— Provided material —
<<<<
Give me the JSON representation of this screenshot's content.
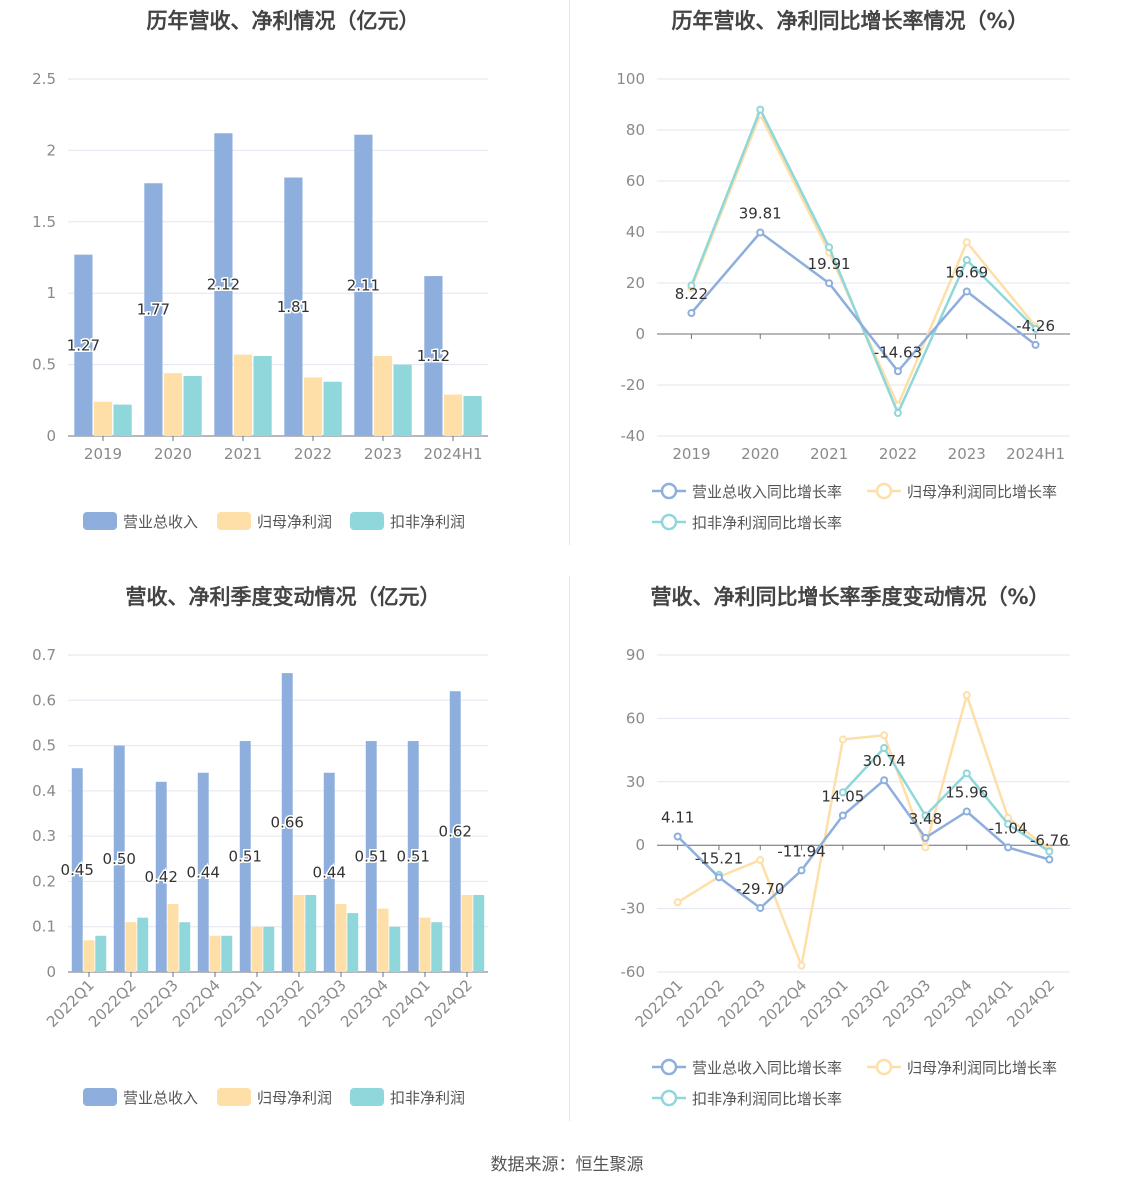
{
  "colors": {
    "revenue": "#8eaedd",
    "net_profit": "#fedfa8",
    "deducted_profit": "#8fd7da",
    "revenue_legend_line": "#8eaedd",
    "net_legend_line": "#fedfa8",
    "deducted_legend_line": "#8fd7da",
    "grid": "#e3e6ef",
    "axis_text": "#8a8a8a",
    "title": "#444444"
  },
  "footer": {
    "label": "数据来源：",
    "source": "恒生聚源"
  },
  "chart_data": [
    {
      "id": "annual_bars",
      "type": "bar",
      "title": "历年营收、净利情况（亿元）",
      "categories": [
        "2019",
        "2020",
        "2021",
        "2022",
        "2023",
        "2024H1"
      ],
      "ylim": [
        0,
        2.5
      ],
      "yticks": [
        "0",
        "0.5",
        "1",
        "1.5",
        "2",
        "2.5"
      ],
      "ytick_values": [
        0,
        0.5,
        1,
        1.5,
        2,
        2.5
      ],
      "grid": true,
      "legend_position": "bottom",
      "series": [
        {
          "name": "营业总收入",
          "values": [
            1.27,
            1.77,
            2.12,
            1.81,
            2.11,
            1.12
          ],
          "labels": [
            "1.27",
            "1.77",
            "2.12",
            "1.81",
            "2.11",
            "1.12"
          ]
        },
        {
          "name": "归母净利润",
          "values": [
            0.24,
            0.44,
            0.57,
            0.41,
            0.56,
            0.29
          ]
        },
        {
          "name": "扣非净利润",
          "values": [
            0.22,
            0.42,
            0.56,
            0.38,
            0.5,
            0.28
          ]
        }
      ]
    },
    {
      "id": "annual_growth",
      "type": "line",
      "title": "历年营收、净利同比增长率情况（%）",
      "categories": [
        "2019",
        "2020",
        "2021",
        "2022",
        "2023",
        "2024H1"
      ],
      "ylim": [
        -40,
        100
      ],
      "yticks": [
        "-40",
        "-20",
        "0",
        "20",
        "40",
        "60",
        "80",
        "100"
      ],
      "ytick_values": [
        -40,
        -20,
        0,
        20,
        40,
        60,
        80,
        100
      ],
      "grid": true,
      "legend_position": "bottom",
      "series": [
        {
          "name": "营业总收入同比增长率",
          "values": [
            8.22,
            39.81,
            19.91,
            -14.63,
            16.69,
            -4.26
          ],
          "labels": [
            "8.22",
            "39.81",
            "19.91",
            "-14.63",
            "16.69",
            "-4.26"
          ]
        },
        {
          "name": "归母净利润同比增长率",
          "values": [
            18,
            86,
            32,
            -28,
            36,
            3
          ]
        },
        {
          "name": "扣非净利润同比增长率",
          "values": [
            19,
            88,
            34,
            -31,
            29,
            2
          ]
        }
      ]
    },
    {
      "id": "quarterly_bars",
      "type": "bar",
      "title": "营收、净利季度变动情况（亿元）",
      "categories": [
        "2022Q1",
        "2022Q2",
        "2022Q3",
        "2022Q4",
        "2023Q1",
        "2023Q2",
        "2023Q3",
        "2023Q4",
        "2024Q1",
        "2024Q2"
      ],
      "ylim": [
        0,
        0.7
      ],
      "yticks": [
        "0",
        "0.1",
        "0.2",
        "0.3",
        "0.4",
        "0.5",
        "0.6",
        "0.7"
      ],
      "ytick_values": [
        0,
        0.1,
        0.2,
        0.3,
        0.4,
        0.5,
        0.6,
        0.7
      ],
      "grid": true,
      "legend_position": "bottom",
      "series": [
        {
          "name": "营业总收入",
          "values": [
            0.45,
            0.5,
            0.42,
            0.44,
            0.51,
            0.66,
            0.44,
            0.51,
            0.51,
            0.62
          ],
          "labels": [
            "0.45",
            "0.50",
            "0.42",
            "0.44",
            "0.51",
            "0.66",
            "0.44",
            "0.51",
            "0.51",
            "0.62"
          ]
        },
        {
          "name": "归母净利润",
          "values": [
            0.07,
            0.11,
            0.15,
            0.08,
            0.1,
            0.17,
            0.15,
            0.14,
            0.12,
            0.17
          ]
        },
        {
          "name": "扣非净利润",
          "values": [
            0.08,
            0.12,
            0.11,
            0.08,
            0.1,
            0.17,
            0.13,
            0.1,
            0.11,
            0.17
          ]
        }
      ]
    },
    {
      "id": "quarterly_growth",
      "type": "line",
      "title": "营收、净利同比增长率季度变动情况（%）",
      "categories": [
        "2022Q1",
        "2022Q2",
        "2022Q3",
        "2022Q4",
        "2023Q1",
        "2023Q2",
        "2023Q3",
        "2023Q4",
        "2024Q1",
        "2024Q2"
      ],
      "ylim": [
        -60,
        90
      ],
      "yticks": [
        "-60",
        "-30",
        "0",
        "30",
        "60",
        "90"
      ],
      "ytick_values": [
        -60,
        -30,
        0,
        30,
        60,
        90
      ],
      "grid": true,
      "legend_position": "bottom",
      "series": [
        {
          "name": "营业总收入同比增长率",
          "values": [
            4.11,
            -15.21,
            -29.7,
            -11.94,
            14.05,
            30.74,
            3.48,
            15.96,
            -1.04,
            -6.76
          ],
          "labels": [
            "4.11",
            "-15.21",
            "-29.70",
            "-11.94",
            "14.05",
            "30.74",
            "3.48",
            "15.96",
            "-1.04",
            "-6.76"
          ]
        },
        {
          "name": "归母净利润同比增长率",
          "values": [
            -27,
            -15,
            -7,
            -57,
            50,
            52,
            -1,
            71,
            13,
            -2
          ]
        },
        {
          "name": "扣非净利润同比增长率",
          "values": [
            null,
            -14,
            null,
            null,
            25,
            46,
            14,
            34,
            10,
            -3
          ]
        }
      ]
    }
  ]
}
>>>>
— Exercise goal —
Write out the listing above again, exactly, but with no pictures in the copy.

— Solution to this task —
Give me the JSON representation of this screenshot's content.
{
  "colors": {
    "revenue": "#8eaedd",
    "net_profit": "#fedfa8",
    "deducted_profit": "#8fd7da",
    "revenue_legend_line": "#8eaedd",
    "net_legend_line": "#fedfa8",
    "deducted_legend_line": "#8fd7da",
    "grid": "#e3e6ef",
    "axis_text": "#8a8a8a",
    "title": "#444444"
  },
  "footer": {
    "label": "数据来源：",
    "source": "恒生聚源"
  },
  "chart_data": [
    {
      "id": "annual_bars",
      "type": "bar",
      "title": "历年营收、净利情况（亿元）",
      "categories": [
        "2019",
        "2020",
        "2021",
        "2022",
        "2023",
        "2024H1"
      ],
      "ylim": [
        0,
        2.5
      ],
      "yticks": [
        "0",
        "0.5",
        "1",
        "1.5",
        "2",
        "2.5"
      ],
      "ytick_values": [
        0,
        0.5,
        1,
        1.5,
        2,
        2.5
      ],
      "grid": true,
      "legend_position": "bottom",
      "series": [
        {
          "name": "营业总收入",
          "values": [
            1.27,
            1.77,
            2.12,
            1.81,
            2.11,
            1.12
          ],
          "labels": [
            "1.27",
            "1.77",
            "2.12",
            "1.81",
            "2.11",
            "1.12"
          ]
        },
        {
          "name": "归母净利润",
          "values": [
            0.24,
            0.44,
            0.57,
            0.41,
            0.56,
            0.29
          ]
        },
        {
          "name": "扣非净利润",
          "values": [
            0.22,
            0.42,
            0.56,
            0.38,
            0.5,
            0.28
          ]
        }
      ]
    },
    {
      "id": "annual_growth",
      "type": "line",
      "title": "历年营收、净利同比增长率情况（%）",
      "categories": [
        "2019",
        "2020",
        "2021",
        "2022",
        "2023",
        "2024H1"
      ],
      "ylim": [
        -40,
        100
      ],
      "yticks": [
        "-40",
        "-20",
        "0",
        "20",
        "40",
        "60",
        "80",
        "100"
      ],
      "ytick_values": [
        -40,
        -20,
        0,
        20,
        40,
        60,
        80,
        100
      ],
      "grid": true,
      "legend_position": "bottom",
      "series": [
        {
          "name": "营业总收入同比增长率",
          "values": [
            8.22,
            39.81,
            19.91,
            -14.63,
            16.69,
            -4.26
          ],
          "labels": [
            "8.22",
            "39.81",
            "19.91",
            "-14.63",
            "16.69",
            "-4.26"
          ]
        },
        {
          "name": "归母净利润同比增长率",
          "values": [
            18,
            86,
            32,
            -28,
            36,
            3
          ]
        },
        {
          "name": "扣非净利润同比增长率",
          "values": [
            19,
            88,
            34,
            -31,
            29,
            2
          ]
        }
      ]
    },
    {
      "id": "quarterly_bars",
      "type": "bar",
      "title": "营收、净利季度变动情况（亿元）",
      "categories": [
        "2022Q1",
        "2022Q2",
        "2022Q3",
        "2022Q4",
        "2023Q1",
        "2023Q2",
        "2023Q3",
        "2023Q4",
        "2024Q1",
        "2024Q2"
      ],
      "ylim": [
        0,
        0.7
      ],
      "yticks": [
        "0",
        "0.1",
        "0.2",
        "0.3",
        "0.4",
        "0.5",
        "0.6",
        "0.7"
      ],
      "ytick_values": [
        0,
        0.1,
        0.2,
        0.3,
        0.4,
        0.5,
        0.6,
        0.7
      ],
      "grid": true,
      "legend_position": "bottom",
      "series": [
        {
          "name": "营业总收入",
          "values": [
            0.45,
            0.5,
            0.42,
            0.44,
            0.51,
            0.66,
            0.44,
            0.51,
            0.51,
            0.62
          ],
          "labels": [
            "0.45",
            "0.50",
            "0.42",
            "0.44",
            "0.51",
            "0.66",
            "0.44",
            "0.51",
            "0.51",
            "0.62"
          ]
        },
        {
          "name": "归母净利润",
          "values": [
            0.07,
            0.11,
            0.15,
            0.08,
            0.1,
            0.17,
            0.15,
            0.14,
            0.12,
            0.17
          ]
        },
        {
          "name": "扣非净利润",
          "values": [
            0.08,
            0.12,
            0.11,
            0.08,
            0.1,
            0.17,
            0.13,
            0.1,
            0.11,
            0.17
          ]
        }
      ]
    },
    {
      "id": "quarterly_growth",
      "type": "line",
      "title": "营收、净利同比增长率季度变动情况（%）",
      "categories": [
        "2022Q1",
        "2022Q2",
        "2022Q3",
        "2022Q4",
        "2023Q1",
        "2023Q2",
        "2023Q3",
        "2023Q4",
        "2024Q1",
        "2024Q2"
      ],
      "ylim": [
        -60,
        90
      ],
      "yticks": [
        "-60",
        "-30",
        "0",
        "30",
        "60",
        "90"
      ],
      "ytick_values": [
        -60,
        -30,
        0,
        30,
        60,
        90
      ],
      "grid": true,
      "legend_position": "bottom",
      "series": [
        {
          "name": "营业总收入同比增长率",
          "values": [
            4.11,
            -15.21,
            -29.7,
            -11.94,
            14.05,
            30.74,
            3.48,
            15.96,
            -1.04,
            -6.76
          ],
          "labels": [
            "4.11",
            "-15.21",
            "-29.70",
            "-11.94",
            "14.05",
            "30.74",
            "3.48",
            "15.96",
            "-1.04",
            "-6.76"
          ]
        },
        {
          "name": "归母净利润同比增长率",
          "values": [
            -27,
            -15,
            -7,
            -57,
            50,
            52,
            -1,
            71,
            13,
            -2
          ]
        },
        {
          "name": "扣非净利润同比增长率",
          "values": [
            null,
            -14,
            null,
            null,
            25,
            46,
            14,
            34,
            10,
            -3
          ]
        }
      ]
    }
  ]
}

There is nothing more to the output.